Only lines with the word "radio" belong in the answer; copy them from the records below.

--- Data excerpts Enclosed Below ---

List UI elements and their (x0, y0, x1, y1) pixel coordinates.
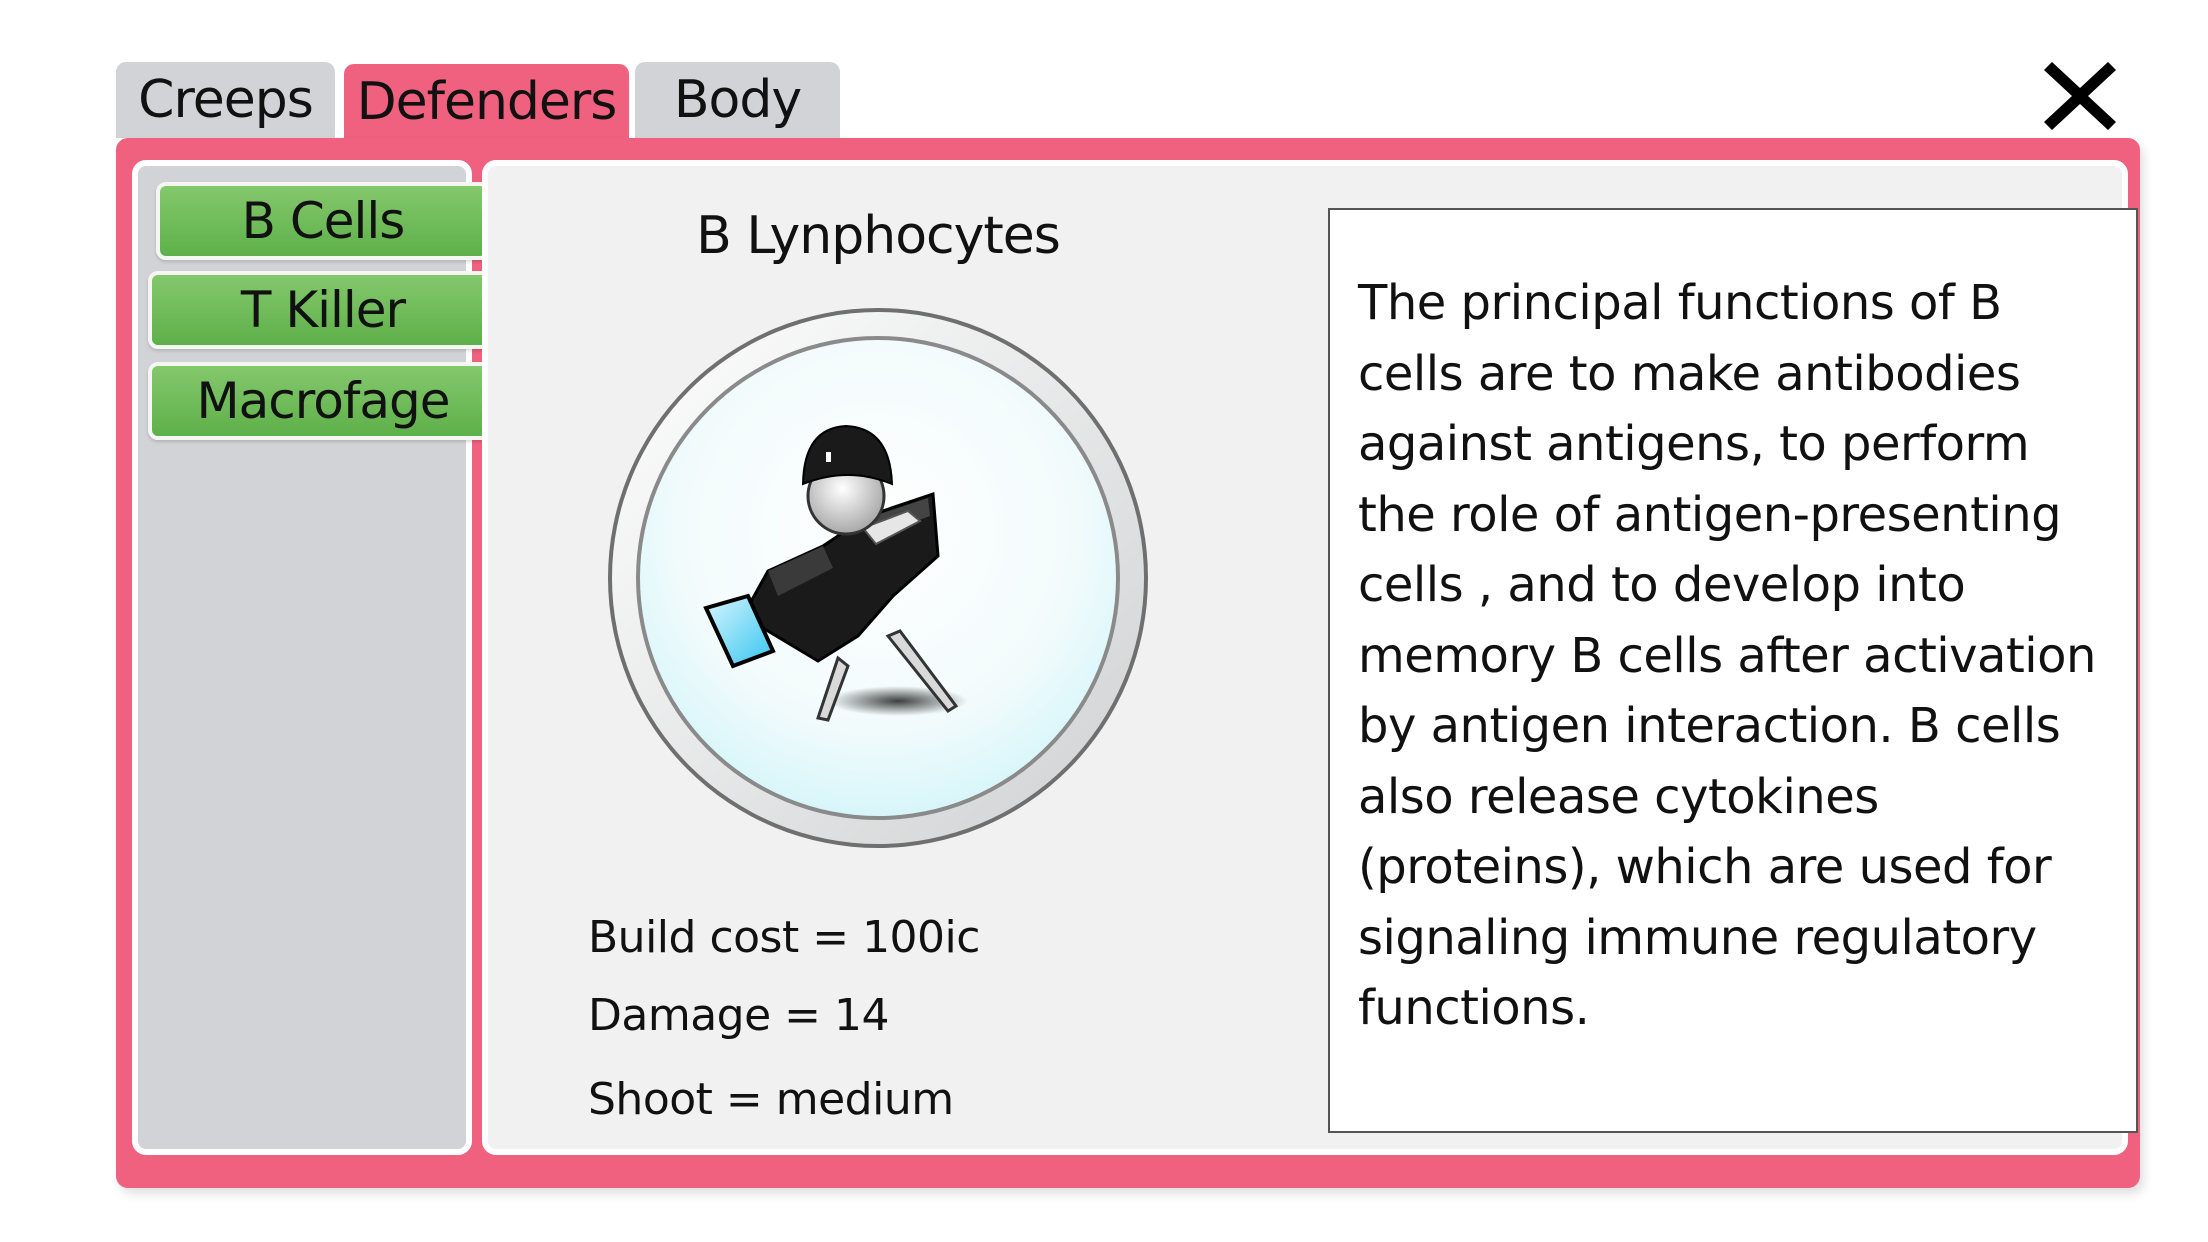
tab-creeps[interactable]: Creeps (116, 62, 335, 138)
defenders-panel: B Cells T Killer Macrofage B Lynphocytes (116, 138, 2140, 1188)
sidebar-item-macrofage[interactable]: Macrofage (148, 362, 498, 440)
description-box: The principal functions of B cells are t… (1328, 208, 2138, 1133)
close-button[interactable] (2040, 56, 2120, 136)
stat-shoot: Shoot = medium (588, 1074, 954, 1125)
b-cell-turret-icon (608, 308, 1148, 848)
unit-title: B Lynphocytes (696, 206, 1061, 266)
sidebar-item-t-killer[interactable]: T Killer (148, 271, 498, 349)
defender-detail: B Lynphocytes Build cost = 100ic Damage … (482, 160, 2138, 1155)
unit-description: The principal functions of B cells are t… (1358, 275, 2096, 1036)
encyclopedia-screen: Creeps Defenders Body B Cells T Killer M… (0, 0, 2208, 1242)
tab-body[interactable]: Body (635, 62, 840, 138)
unit-portrait (608, 306, 1148, 851)
stat-build-cost: Build cost = 100ic (588, 912, 980, 963)
sidebar-item-b-cells[interactable]: B Cells (156, 182, 490, 260)
stat-damage: Damage = 14 (588, 990, 890, 1041)
close-icon (2044, 62, 2116, 130)
defender-list: B Cells T Killer Macrofage (132, 160, 498, 1155)
tab-defenders[interactable]: Defenders (344, 64, 629, 142)
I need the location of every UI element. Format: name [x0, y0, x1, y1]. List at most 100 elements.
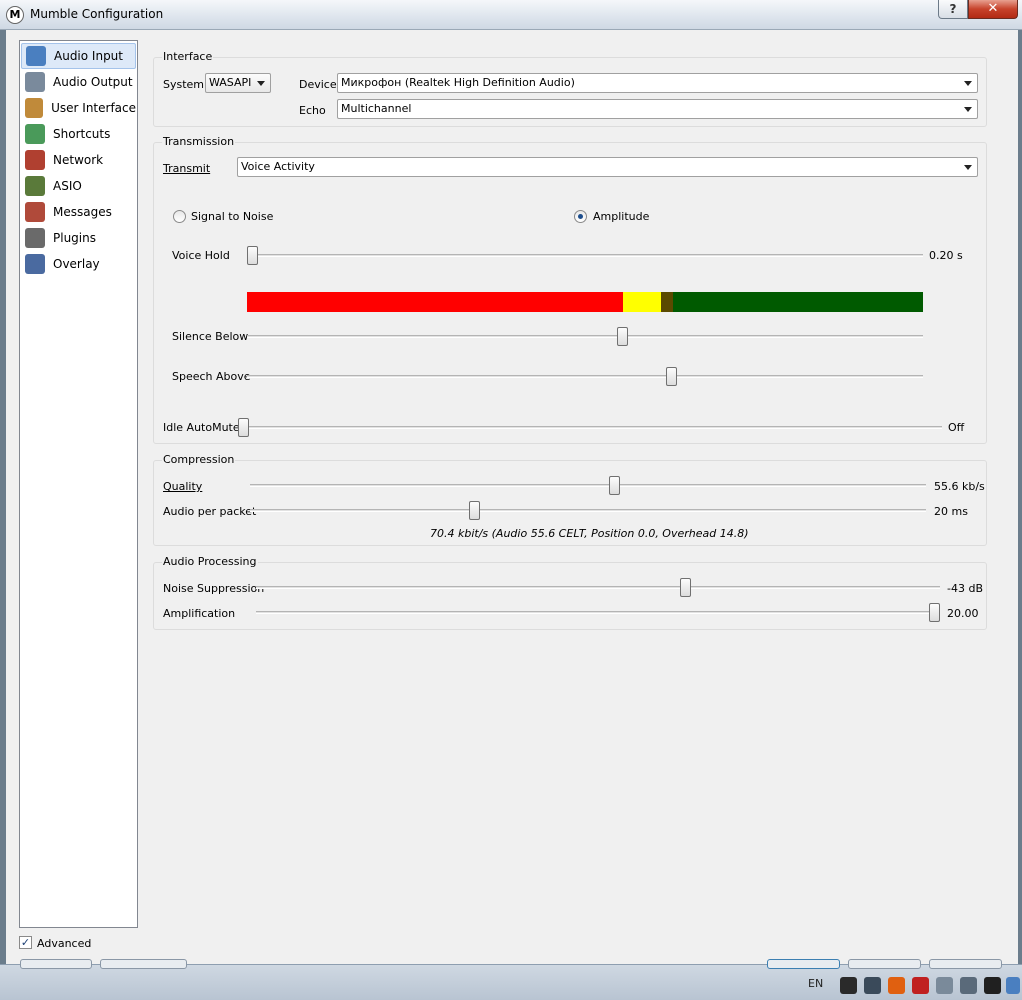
- compression-group: Compression Quality 55.6 kb/s Audio per …: [153, 453, 987, 546]
- title-bar: M Mumble Configuration ? ✕: [0, 0, 1022, 30]
- idle-automute-track: [238, 426, 942, 429]
- sidebar-item-audio-input[interactable]: Audio Input: [21, 43, 136, 69]
- eset-tray-icon[interactable]: [840, 977, 857, 994]
- speaker-icon: [25, 72, 45, 92]
- audio-processing-group: Audio Processing Noise Suppression -43 d…: [153, 555, 987, 630]
- chevron-down-icon: [257, 81, 265, 86]
- steam-tray-icon[interactable]: [864, 977, 881, 994]
- system-select[interactable]: WASAPI: [205, 73, 271, 93]
- audio-per-packet-label: Audio per packet: [163, 505, 257, 518]
- sidebar-item-label: Plugins: [53, 231, 96, 245]
- advanced-checkbox[interactable]: ✓: [19, 936, 32, 949]
- network-icon: [25, 150, 45, 170]
- meter-segment-dark-yellow: [660, 292, 673, 312]
- sidebar-item-overlay[interactable]: Overlay: [21, 251, 136, 277]
- signal-to-noise-radio[interactable]: [173, 210, 186, 223]
- transmit-label: Transmit: [163, 162, 211, 175]
- voice-hold-label: Voice Hold: [172, 249, 230, 262]
- amplification-track: [256, 611, 940, 614]
- quality-label: Quality: [163, 480, 203, 493]
- echo-select[interactable]: Multichannel: [337, 99, 978, 119]
- idle-automute-value: Off: [948, 421, 965, 434]
- amplitude-label: Amplitude: [593, 210, 650, 223]
- network-tray-icon[interactable]: [936, 977, 953, 994]
- audio-per-packet-track: [250, 509, 926, 512]
- language-indicator[interactable]: EN: [808, 977, 823, 990]
- overlay-icon: [25, 254, 45, 274]
- idle-automute-label: Idle AutoMute: [163, 421, 240, 434]
- silence-below-label: Silence Below: [172, 330, 249, 343]
- dialog-client-area: Audio Input Audio Output User Interface …: [6, 30, 1018, 996]
- messages-icon: [25, 202, 45, 222]
- echo-select-value: Multichannel: [341, 102, 412, 115]
- sidebar-item-shortcuts[interactable]: Shortcuts: [21, 121, 136, 147]
- speed-tray-icon[interactable]: [984, 977, 1001, 994]
- cancel-button[interactable]: [848, 959, 921, 969]
- help-button[interactable]: ?: [938, 0, 968, 19]
- sidebar-item-label: Audio Output: [53, 75, 133, 89]
- silence-below-slider[interactable]: [616, 327, 628, 346]
- speech-above-slider[interactable]: [665, 367, 677, 386]
- noise-suppression-slider[interactable]: [679, 578, 691, 597]
- voice-hold-value: 0.20 s: [929, 249, 963, 262]
- voice-hold-slider[interactable]: [247, 246, 258, 265]
- microphone-icon: [26, 46, 46, 66]
- window-title: Mumble Configuration: [30, 7, 164, 21]
- noise-suppression-value: -43 dB: [947, 582, 983, 595]
- voice-hold-track: [247, 254, 923, 257]
- amplification-slider[interactable]: [929, 603, 940, 622]
- quality-slider[interactable]: [609, 476, 621, 495]
- reset-button[interactable]: [20, 959, 92, 969]
- amplification-value: 20.00: [947, 607, 979, 620]
- category-list[interactable]: Audio Input Audio Output User Interface …: [19, 40, 138, 928]
- volume-tray-icon[interactable]: [960, 977, 977, 994]
- sidebar-item-label: Messages: [53, 205, 112, 219]
- sidebar-item-label: Audio Input: [54, 49, 123, 63]
- sidebar-item-label: ASIO: [53, 179, 82, 193]
- chevron-down-icon: [964, 81, 972, 86]
- app-tray-icon[interactable]: [888, 977, 905, 994]
- transmit-select[interactable]: Voice Activity: [237, 157, 978, 177]
- meter-segment-yellow: [622, 292, 661, 312]
- quality-value: 55.6 kb/s: [934, 480, 985, 493]
- audio-level-meter: [247, 292, 923, 312]
- noise-suppression-label: Noise Suppression: [163, 582, 265, 595]
- group-title: Audio Processing: [162, 555, 258, 568]
- ok-button[interactable]: [767, 959, 840, 969]
- echo-label: Echo: [299, 104, 326, 117]
- close-button[interactable]: ✕: [968, 0, 1018, 19]
- sidebar-item-label: Network: [53, 153, 104, 167]
- sidebar-item-audio-output[interactable]: Audio Output: [21, 69, 136, 95]
- apply-button[interactable]: [929, 959, 1002, 969]
- shortcuts-icon: [25, 124, 45, 144]
- antivirus-tray-icon[interactable]: [912, 977, 929, 994]
- bitrate-summary: 70.4 kbit/s (Audio 55.6 CELT, Position 0…: [430, 527, 749, 540]
- quality-track: [250, 484, 926, 487]
- chevron-down-icon: [964, 107, 972, 112]
- silence-below-track: [247, 335, 923, 338]
- sidebar-item-plugins[interactable]: Plugins: [21, 225, 136, 251]
- sidebar-item-asio[interactable]: ASIO: [21, 173, 136, 199]
- plugins-icon: [25, 228, 45, 248]
- sidebar-item-label: Shortcuts: [53, 127, 111, 141]
- amplitude-radio[interactable]: [574, 210, 587, 223]
- device-select[interactable]: Микрофон (Realtek High Definition Audio): [337, 73, 978, 93]
- mumble-logo-icon: M: [6, 6, 24, 24]
- system-select-value: WASAPI: [209, 76, 252, 89]
- sidebar-item-messages[interactable]: Messages: [21, 199, 136, 225]
- asio-icon: [25, 176, 45, 196]
- audio-per-packet-slider[interactable]: [469, 501, 481, 520]
- speech-above-label: Speech Above: [172, 370, 251, 383]
- transmit-select-value: Voice Activity: [241, 160, 315, 173]
- group-title: Transmission: [162, 135, 236, 148]
- speech-above-track: [247, 375, 923, 378]
- restore-defaults-button[interactable]: [100, 959, 187, 969]
- radio-selected-dot: [578, 214, 583, 219]
- advanced-label: Advanced: [37, 937, 92, 950]
- meter-segment-red: [247, 292, 623, 312]
- flag-tray-icon[interactable]: [1006, 977, 1020, 994]
- sidebar-item-user-interface[interactable]: User Interface: [21, 95, 136, 121]
- sidebar-item-network[interactable]: Network: [21, 147, 136, 173]
- idle-automute-slider[interactable]: [238, 418, 249, 437]
- chevron-down-icon: [964, 165, 972, 170]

--- End of Enclosed Data excerpts ---

**Solution**
- signal-to-noise-radio[interactable]: [173, 210, 186, 223]
- amplitude-radio[interactable]: [574, 210, 587, 223]
- radio-selected-dot: [578, 214, 583, 219]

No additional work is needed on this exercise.